===== DATASET ENTRIES =====

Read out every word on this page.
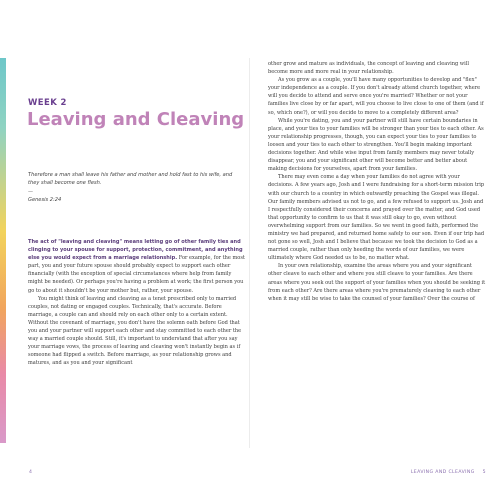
WEEK 2
Leaving and Cleaving

Therefore a man shall leave his father and mother and hold fast to his wife, and they shall become one flesh.

—
Genesis 2:24

The act of "leaving and cleaving" means letting go of other family ties and clinging to your spouse for support, protection, commitment, and anything else you would expect from a marriage relationship. For example, for the most part, you and your future spouse should probably expect to support each other financially (with the exception of special circumstances where help from family might be needed). Or perhaps you're having a problem at work; the first person you go to about it shouldn't be your mother but, rather, your spouse.

You might think of leaving and cleaving as a tenet prescribed only to married couples, not dating or engaged couples. Technically, that's accurate. Before marriage, a couple can and should rely on each other only to a certain extent. Without the covenant of marriage, you don't have the solemn oath before God that you and your partner will support each other and stay committed to each other the way a married couple should. Still, it's important to understand that after you say your marriage vows, the process of leaving and cleaving won't instantly begin as if someone had flipped a switch. Before marriage, as your relationship grows and matures, and as you and your significant

4

other grow and mature as individuals, the concept of leaving and cleaving will become more and more real in your relationship.

As you grow as a couple, you'll have many opportunities to develop and "flex" your independence as a couple. If you don't already attend church together, where will you decide to attend and serve once you're married? Whether or not your families live close by or far apart, will you choose to live close to one of them (and if so, which one?), or will you decide to move to a completely different area?

While you're dating, you and your partner will still have certain boundaries in place, and your ties to your families will be stronger than your ties to each other. As your relationship progresses, though, you can expect your ties to your families to loosen and your ties to each other to strengthen. You'll begin making important decisions together. And while wise input from family members may never totally disappear, you and your significant other will become better and better about making decisions for yourselves, apart from your families.

There may even come a day when your families do not agree with your decisions. A few years ago, Josh and I were fundraising for a short-term mission trip with our church to a country in which outwardly preaching the Gospel was illegal. Our family members advised us not to go, and a few refused to support us. Josh and I respectfully considered their concerns and prayed over the matter, and God used that opportunity to confirm to us that it was still okay to go, even without overwhelming support from our families. So we went in good faith, performed the ministry we had prepared, and returned home safely to our son. Even if our trip had not gone so well, Josh and I believe that because we took the decision to God as a married couple, rather than only heeding the words of our families, we were ultimately where God needed us to be, no matter what.

In your own relationship, examine the areas where you and your significant other cleave to each other and where you still cleave to your families. Are there areas where you seek out the support of your families when you should be seeking it from each other? Are there areas where you're prematurely cleaving to each other when it may still be wise to take the counsel of your families? Over the course of

LEAVING AND CLEAVING 5
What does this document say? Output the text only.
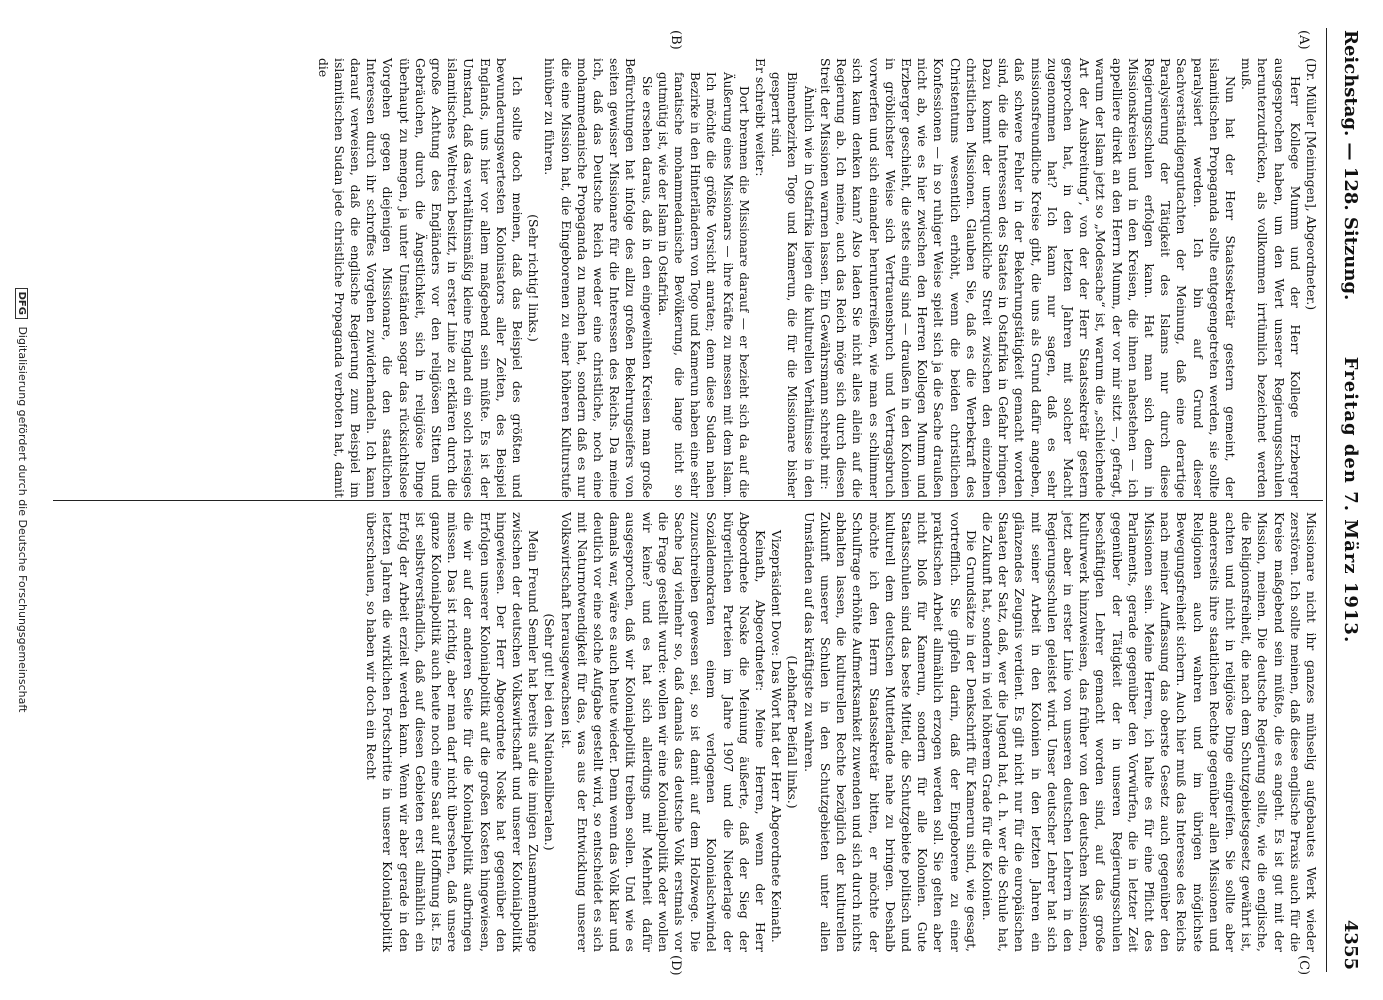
Reichstag. — 128. Sitzung.
Freitag den 7. März 1913.
4355
(A)
(B)
(C)
(D)

(Dr. Müller [Meiningen], Abgeordneter.)

Herr Kollege Mumm und der Herr Kollege Erzberger ausgesprochen haben, um den Wert unserer Regierungsschulen herunterzudrücken, als vollkommen irrtümlich bezeichnet werden muß.

Nun hat der Herr Staatssekretär gestern gemeint, der islamitischen Propaganda sollte entgegengetreten werden, sie sollte paralysiert werden. Ich bin auf Grund dieser Sachverständigengutachten der Meinung, daß eine derartige Paralysierung der Tätigkeit des Islams nur durch diese Regierungsschulen erfolgen kann. Hat man sich denn in Missionskreisen und in den Kreisen, die ihnen nahestehen — ich appelliere direkt an den Herrn Mumm, der vor mir sitzt —, gefragt, warum der Islam jetzt so „Modesache“ ist, warum die „schleichende Art der Ausbreitung“, von der der Herr Staatssekretär gestern gesprochen hat, in den letzten Jahren mit solcher Macht zugenommen hat? Ich kann nur sagen, daß es sehr missionsfreundliche Kreise gibt, die uns als Grund dafür angeben, daß schwere Fehler in der Bekehrungstätigkeit gemacht worden sind, die die Interessen des Staates in Ostafrika in Gefahr bringen. Dazu kommt der unerquickliche Streit zwischen den einzelnen christlichen Missionen. Glauben Sie, daß es die Werbekraft des Christentums wesentlich erhöht, wenn die beiden christlichen Konfessionen — in so ruhiger Weise spielt sich ja die Sache draußen nicht ab, wie es hier zwischen den Herren Kollegen Mumm und Erzberger geschieht, die stets einig sind — draußen in den Kolonien in gröblichster Weise sich Vertrauensbruch und Vertragsbruch vorwerfen und sich einander herunterreißen, wie man es schlimmer sich kaum denken kann? Also laden Sie nicht alles allein auf die Regierung ab. Ich meine, auch das Reich möge sich durch diesen Streit der Missionen warnen lassen. Ein Gewährsmann schreibt mir:

Ähnlich wie in Ostafrika liegen die kulturellen Verhältnisse in den Binnenbezirken Togo und Kamerun, die für die Missionare bisher gesperrt sind.

Er schreibt weiter:

Dort brennen die Missionare darauf — er bezieht sich da auf die Äußerung eines Missionars — ihre Kräfte zu messen mit dem Islam. Ich möchte die größte Vorsicht anraten; denn diese Sudan nahen Bezirke in den Hinterländern von Togo und Kamerun haben eine sehr fanatische mohammedanische Bevölkerung, die lange nicht so gutmütig ist, wie der Islam in Ostafrika.

Sie ersehen daraus, daß in den eingeweihten Kreisen man große Befürchtungen hat infolge des allzu großen Bekehrungseifers von seiten gewisser Missionare für die Interessen des Reichs. Da meine ich, daß das Deutsche Reich weder eine christliche, noch eine mohammedanische Propaganda zu machen hat, sondern daß es nur die eine Mission hat, die Eingeborenen zu einer höheren Kulturstufe hinüber zu führen.

(Sehr richtig! links.)

Ich sollte doch meinen, daß das Beispiel des größten und bewunderungswertesten Kolonisators aller Zeiten, des Beispiel Englands, uns hier vor allem maßgebend sein müßte. Es ist der Umstand, daß das verhältnismäßig kleine England ein solch riesiges islamitisches Weltreich besitzt, in erster Linie zu erklären durch die große Achtung des Engländers vor den religiösen Sitten und Gebräuchen, durch die Ängstlichkeit, sich in religiöse Dinge überhaupt zu mengen, ja unter Umständen sogar das rücksichtslose Vorgehen gegen diejenigen Missionare, die den staatlichen Interessen durch ihr schroffes Vorgehen zuwiderhandeln. Ich kann darauf verweisen, daß die englische Regierung zum Beispiel im islamitischen Sudan jede christliche Propaganda verboten hat, damit die

Missionare nicht ihr ganzes mühselig aufgebautes Werk wieder zerstören. Ich sollte meinen, daß diese englische Praxis auch für die Kreise maßgebend sein müßte, die es angeht. Es ist gut mit der Mission, meinen. Die deutsche Regierung sollte, wie die englische, die Religionsfreiheit, die nach dem Schutzgebietsgesetz gewährt ist, achten und nicht in religiöse Dinge eingreifen. Sie sollte aber andererseits ihre staatlichen Rechte gegenüber allen Missionen und Religionen auch wahren und im übrigen möglichste Bewegungsfreiheit sichern. Auch hier muß das Interesse des Reichs nach meiner Auffassung das oberste Gesetz auch gegenüber den Missionen sein. Meine Herren, ich halte es für eine Pflicht des Parlaments, gerade gegenüber den Vorwürfen, die in letzter Zeit gegenüber der Tätigkeit der in unseren Regierungsschulen beschäftigten Lehrer gemacht worden sind, auf das große Kulturwerk hinzuweisen, das früher von den deutschen Missionen, jetzt aber in erster Linie von unseren deutschen Lehrern in den Regierungsschulen geleistet wird. Unser deutscher Lehrer hat sich mit seiner Arbeit in den Kolonien in den letzten Jahren ein glänzendes Zeugnis verdient. Es gilt nicht nur für die europäischen Staaten der Satz, daß, wer die Jugend hat, d. h. wer die Schule hat, die Zukunft hat, sondern in viel höherem Grade für die Kolonien.

Die Grundsätze in der Denkschrift für Kamerun sind, wie gesagt, vortrefflich. Sie gipfeln darin, daß der Eingeborene zu einer praktischen Arbeit allmählich erzogen werden soll. Sie gelten aber nicht bloß für Kamerun, sondern für alle Kolonien. Gute Staatsschulen sind das beste Mittel, die Schutzgebiete politisch und kulturell dem deutschen Mutterlande nahe zu bringen. Deshalb möchte ich den Herrn Staatssekretär bitten, er möchte der Schulfrage erhöhte Aufmerksamkeit zuwenden und sich durch nichts abhalten lassen, die kulturellen Rechte bezüglich der kulturellen Zukunft unserer Schulen in den Schutzgebieten unter allen Umständen auf das kräftigste zu wahren.

(Lebhafter Beifall links.)

Vizepräsident Dove: Das Wort hat der Herr Abgeordnete Keinath.

Keinath, Abgeordneter: Meine Herren, wenn der Herr Abgeordnete Noske die Meinung äußerte, daß der Sieg der bürgerlichen Parteien im Jahre 1907 und die Niederlage der Sozialdemokraten einem verlogenen Kolonialschwindel zuzuschreiben gewesen sei, so ist damit auf dem Holzwege. Die Sache lag vielmehr so, daß damals das deutsche Volk erstmals vor die Frage gestellt wurde: wollen wir eine Kolonialpolitik oder wollen wir keine? und es hat sich allerdings mit Mehrheit dafür ausgesprochen, daß wir Kolonialpolitik treiben sollen. Und wie es damals war, wäre es auch heute wieder. Denn wenn das Volk klar und deutlich vor eine solche Aufgabe gestellt wird, so entscheidet es sich mit Naturnotwendigkeit für das, was aus der Entwicklung unserer Volkswirtschaft herausgewachsen ist.

(Sehr gut! bei den Nationalliberalen.)

Mein Freund Semler hat bereits auf die innigen Zusammenhänge zwischen der deutschen Volkswirtschaft und unserer Kolonialpolitik hingewiesen. Der Herr Abgeordnete Noske hat gegenüber den Erfolgen unserer Kolonialpolitik auf die großen Kosten hingewiesen, die wir auf der anderen Seite für die Kolonialpolitik aufbringen müssen. Das ist richtig, aber man darf nicht übersehen, daß unsere ganze Kolonialpolitik auch heute noch eine Saat auf Hoffnung ist. Es ist selbstverständlich, daß auf diesen Gebieten erst allmählich ein Erfolg der Arbeit erzielt werden kann. Wenn wir aber gerade in den letzten Jahren die wirklichen Fortschritte in unserer Kolonialpolitik überschauen, so haben wir doch ein Recht

DFG Digitalisierung gefördert durch die Deutsche Forschungsgemeinschaft
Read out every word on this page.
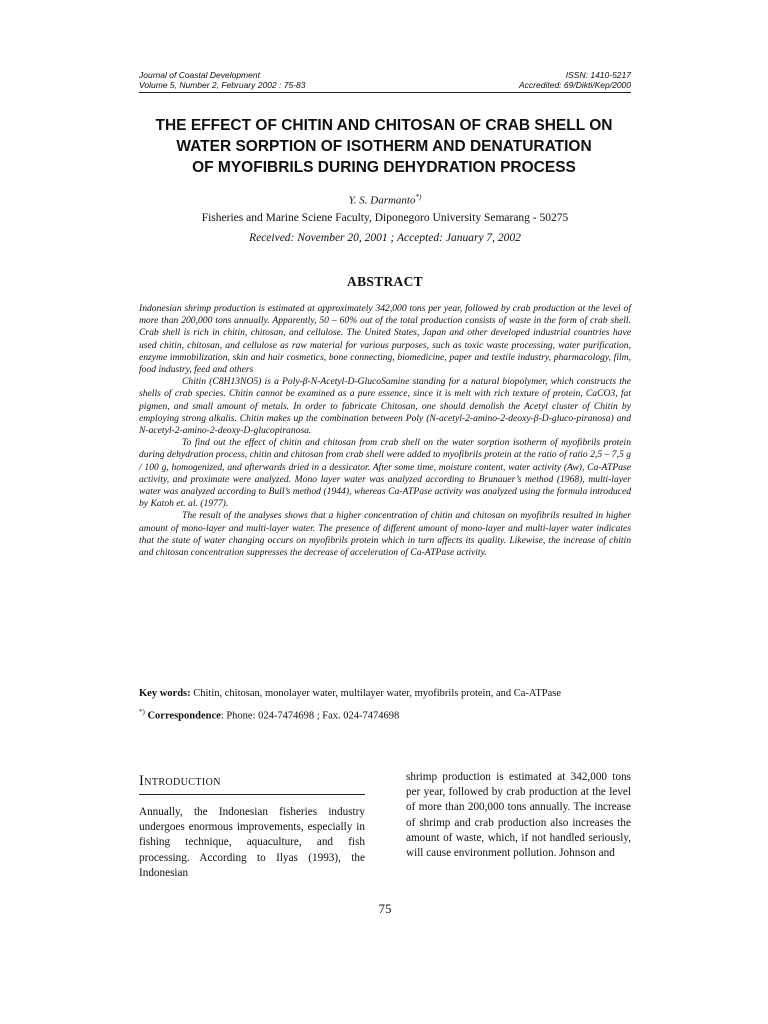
Journal of Coastal Development
Volume 5, Number 2, February 2002 : 75-83
ISSN: 1410-5217
Accredited: 69/Dikti/Kep/2000
THE EFFECT OF CHITIN AND CHITOSAN OF CRAB SHELL ON
WATER SORPTION OF ISOTHERM AND DENATURATION
OF MYOFIBRILS DURING DEHYDRATION PROCESS
Y. S. Darmanto*)
Fisheries and Marine Sciene Faculty, Diponegoro University Semarang - 50275
Received: November 20, 2001 ; Accepted: January 7, 2002
ABSTRACT

Indonesian shrimp production is estimated at approximately 342,000 tons per year, followed by crab production at the level of more than 200,000 tons annually. Apparently, 50 – 60% out of the total production consists of waste in the form of crab shell. Crab shell is rich in chitin, chitosan, and cellulose. The United States, Japan and other developed industrial countries have used chitin, chitosan, and cellulose as raw material for various purposes, such as toxic waste processing, water purification, enzyme immobilization, skin and hair cosmetics, bone connecting, biomedicine, paper and textile industry, pharmacology, film, food industry, feed and others

Chitin (C8H13NO5) is a Poly-β-N-Acetyl-D-GlucoSamine standing for a natural biopolymer, which constructs the shells of crab species. Chitin cannot be examined as a pure essence, since it is melt with rich texture of protein, CaCO3, fat pigmen, and small amount of metals. In order to fabricate Chitosan, one should demolish the Acetyl cluster of Chitin by employing strong alkalis. Chitin makes up the combination between Poly (N-acetyl-2-amino-2-deoxy-β-D-gluco-piranosa) and N-acetyl-2-amino-2-deoxy-D-glucopiranosa.

To find out the effect of chitin and chitosan from crab shell on the water sorption isotherm of myofibrils protein during dehydration process, chitin and chitosan from crab shell were added to myofibrils protein at the ratio of ratio 2,5 – 7,5 g / 100 g, homogenized, and afterwards dried in a dessicator. After some time, moisture content, water activity (Aw), Ca-ATPase activity, and proximate were analyzed. Mono layer water was analyzed according to Brunauer’s method (1968), multi-layer water was analyzed according to Bull’s method (1944), whereas Ca-ATPase activity was analyzed using the formula introduced by Katoh et. al. (1977).

The result of the analyses shows that a higher concentration of chitin and chitosan on myofibrils resulted in higher amount of mono-layer and multi-layer water. The presence of different amount of mono-layer and multi-layer water indicates that the state of water changing occurs on myofibrils protein which in turn affects its quality. Likewise, the increase of chitin and chitosan concentration suppresses the decrease of acceleration of Ca-ATPase activity.

Key words: Chitin, chitosan, monolayer water, multilayer water, myofibrils protein, and Ca-ATPase
*) Correspondence: Phone: 024-7474698 ; Fax. 024-7474698
Introduction
Annually, the Indonesian fisheries industry undergoes enormous improvements, especially in fishing technique, aquaculture, and fish processing. According to Ilyas (1993), the Indonesian
shrimp production is estimated at 342,000 tons per year, followed by crab production at the level of more than 200,000 tons annually. The increase of shrimp and crab production also increases the amount of waste, which, if not handled seriously, will cause environment pollution. Johnson and
75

=====

Every line of the material above that includes the string "großen" is required.

Sie ersehen daraus, daß in den eingeweihten Kreisen man große Befürchtungen hat infolge des allzu großen Bekehrungseifers von seiten gewisser Missionare für die Interessen des Reichs. Da meine ich, daß das Deutsche Reich weder eine christliche, noch eine mohammedanische Propaganda zu machen hat, sondern daß es nur die eine Mission hat, die Eingeborenen zu einer höheren Kulturstufe hinüber zu führen.
Mein Freund Semler hat bereits auf die innigen Zusammenhänge zwischen der deutschen Volkswirtschaft und unserer Kolonialpolitik hingewiesen. Der Herr Abgeordnete Noske hat gegenüber den Erfolgen unserer Kolonialpolitik auf die großen Kosten hingewiesen, die wir auf der anderen Seite für die Kolonialpolitik aufbringen müssen. Das ist richtig, aber man darf nicht übersehen, daß unsere ganze Kolonialpolitik auch heute noch eine Saat auf Hoffnung ist. Es ist selbstverständlich, daß auf diesen Gebieten erst allmählich ein Erfolg der Arbeit erzielt werden kann. Wenn wir aber gerade in den letzten Jahren die wirklichen Fortschritte in unserer Kolonialpolitik überschauen, so haben wir doch ein Recht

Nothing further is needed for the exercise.